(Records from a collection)
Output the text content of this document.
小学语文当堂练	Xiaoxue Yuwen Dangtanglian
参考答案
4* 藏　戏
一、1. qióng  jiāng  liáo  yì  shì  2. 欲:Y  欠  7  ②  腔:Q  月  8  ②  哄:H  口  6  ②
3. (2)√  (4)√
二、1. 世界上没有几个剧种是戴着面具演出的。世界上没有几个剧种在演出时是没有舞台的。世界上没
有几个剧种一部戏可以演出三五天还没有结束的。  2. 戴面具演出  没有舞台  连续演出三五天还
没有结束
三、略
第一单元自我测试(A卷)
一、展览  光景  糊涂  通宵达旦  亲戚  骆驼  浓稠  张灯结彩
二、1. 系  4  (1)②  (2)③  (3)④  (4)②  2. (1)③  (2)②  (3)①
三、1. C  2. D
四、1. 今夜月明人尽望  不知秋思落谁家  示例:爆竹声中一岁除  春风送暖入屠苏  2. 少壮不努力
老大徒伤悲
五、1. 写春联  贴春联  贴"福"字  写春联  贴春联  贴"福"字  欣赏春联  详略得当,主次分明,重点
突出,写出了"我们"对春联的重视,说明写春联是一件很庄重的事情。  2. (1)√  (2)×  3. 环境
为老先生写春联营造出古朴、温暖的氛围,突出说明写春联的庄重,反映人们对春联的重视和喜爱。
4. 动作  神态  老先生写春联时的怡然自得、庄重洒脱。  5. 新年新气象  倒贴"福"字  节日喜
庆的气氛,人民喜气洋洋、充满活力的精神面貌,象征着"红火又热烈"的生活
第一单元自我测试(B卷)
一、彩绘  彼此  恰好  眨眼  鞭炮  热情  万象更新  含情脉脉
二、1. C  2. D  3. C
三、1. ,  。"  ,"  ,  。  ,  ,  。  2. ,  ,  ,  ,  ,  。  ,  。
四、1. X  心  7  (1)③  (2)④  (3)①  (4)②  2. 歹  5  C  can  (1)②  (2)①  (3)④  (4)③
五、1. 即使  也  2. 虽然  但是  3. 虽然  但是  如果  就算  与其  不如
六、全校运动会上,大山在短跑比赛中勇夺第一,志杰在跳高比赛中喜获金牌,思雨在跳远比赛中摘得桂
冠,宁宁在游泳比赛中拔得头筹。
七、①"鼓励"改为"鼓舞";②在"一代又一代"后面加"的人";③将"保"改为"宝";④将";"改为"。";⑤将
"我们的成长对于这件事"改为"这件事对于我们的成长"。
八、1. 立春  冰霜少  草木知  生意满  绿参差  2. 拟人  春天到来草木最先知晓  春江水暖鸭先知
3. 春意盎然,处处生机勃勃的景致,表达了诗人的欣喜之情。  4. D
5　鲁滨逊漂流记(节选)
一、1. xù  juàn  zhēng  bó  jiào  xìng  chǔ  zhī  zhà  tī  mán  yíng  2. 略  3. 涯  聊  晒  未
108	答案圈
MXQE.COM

### [PROBLEM TO SOLVE]
Extract the data in full. Keep it word for word.

### [ANSWER FOR THIS EXERCISE]
Output the text content of this document.
小学语文当堂练	Xiaoxue Yuwen Dangtanglian
参考答案
4* 藏　戏
一、1. qióng  jiāng  liáo  yì  shì  2. 欲:Y  欠  7  ②  腔:Q  月  8  ②  哄:H  口  6  ②
3. (2)√  (4)√
二、1. 世界上没有几个剧种是戴着面具演出的。世界上没有几个剧种在演出时是没有舞台的。世界上没
有几个剧种一部戏可以演出三五天还没有结束的。  2. 戴面具演出  没有舞台  连续演出三五天还
没有结束
三、略
第一单元自我测试(A卷)
一、展览  光景  糊涂  通宵达旦  亲戚  骆驼  浓稠  张灯结彩
二、1. 系  4  (1)②  (2)③  (3)④  (4)②  2. (1)③  (2)②  (3)①
三、1. C  2. D
四、1. 今夜月明人尽望  不知秋思落谁家  示例:爆竹声中一岁除  春风送暖入屠苏  2. 少壮不努力
老大徒伤悲
五、1. 写春联  贴春联  贴"福"字  写春联  贴春联  贴"福"字  欣赏春联  详略得当,主次分明,重点
突出,写出了"我们"对春联的重视,说明写春联是一件很庄重的事情。  2. (1)√  (2)×  3. 环境
为老先生写春联营造出古朴、温暖的氛围,突出说明写春联的庄重,反映人们对春联的重视和喜爱。
4. 动作  神态  老先生写春联时的怡然自得、庄重洒脱。  5. 新年新气象  倒贴"福"字  节日喜
庆的气氛,人民喜气洋洋、充满活力的精神面貌,象征着"红火又热烈"的生活
第一单元自我测试(B卷)
一、彩绘  彼此  恰好  眨眼  鞭炮  热情  万象更新  含情脉脉
二、1. C  2. D  3. C
三、1. ,  。"  ,"  ,  。  ,  ,  。  2. ,  ,  ,  ,  ,  。  ,  。
四、1. X  心  7  (1)③  (2)④  (3)①  (4)②  2. 歹  5  C  can  (1)②  (2)①  (3)④  (4)③
五、1. 即使  也  2. 虽然  但是  3. 虽然  但是  如果  就算  与其  不如
六、全校运动会上,大山在短跑比赛中勇夺第一,志杰在跳高比赛中喜获金牌,思雨在跳远比赛中摘得桂
冠,宁宁在游泳比赛中拔得头筹。
七、①"鼓励"改为"鼓舞";②在"一代又一代"后面加"的人";③将"保"改为"宝";④将";"改为"。";⑤将
"我们的成长对于这件事"改为"这件事对于我们的成长"。
八、1. 立春  冰霜少  草木知  生意满  绿参差  2. 拟人  春天到来草木最先知晓  春江水暖鸭先知
3. 春意盎然,处处生机勃勃的景致,表达了诗人的欣喜之情。  4. D
5　鲁滨逊漂流记(节选)
一、1. xù  juàn  zhēng  bó  jiào  xìng  chǔ  zhī  zhà  tī  mán  yíng  2. 略  3. 涯  聊  晒  未
108	答案圈
MXQE.COM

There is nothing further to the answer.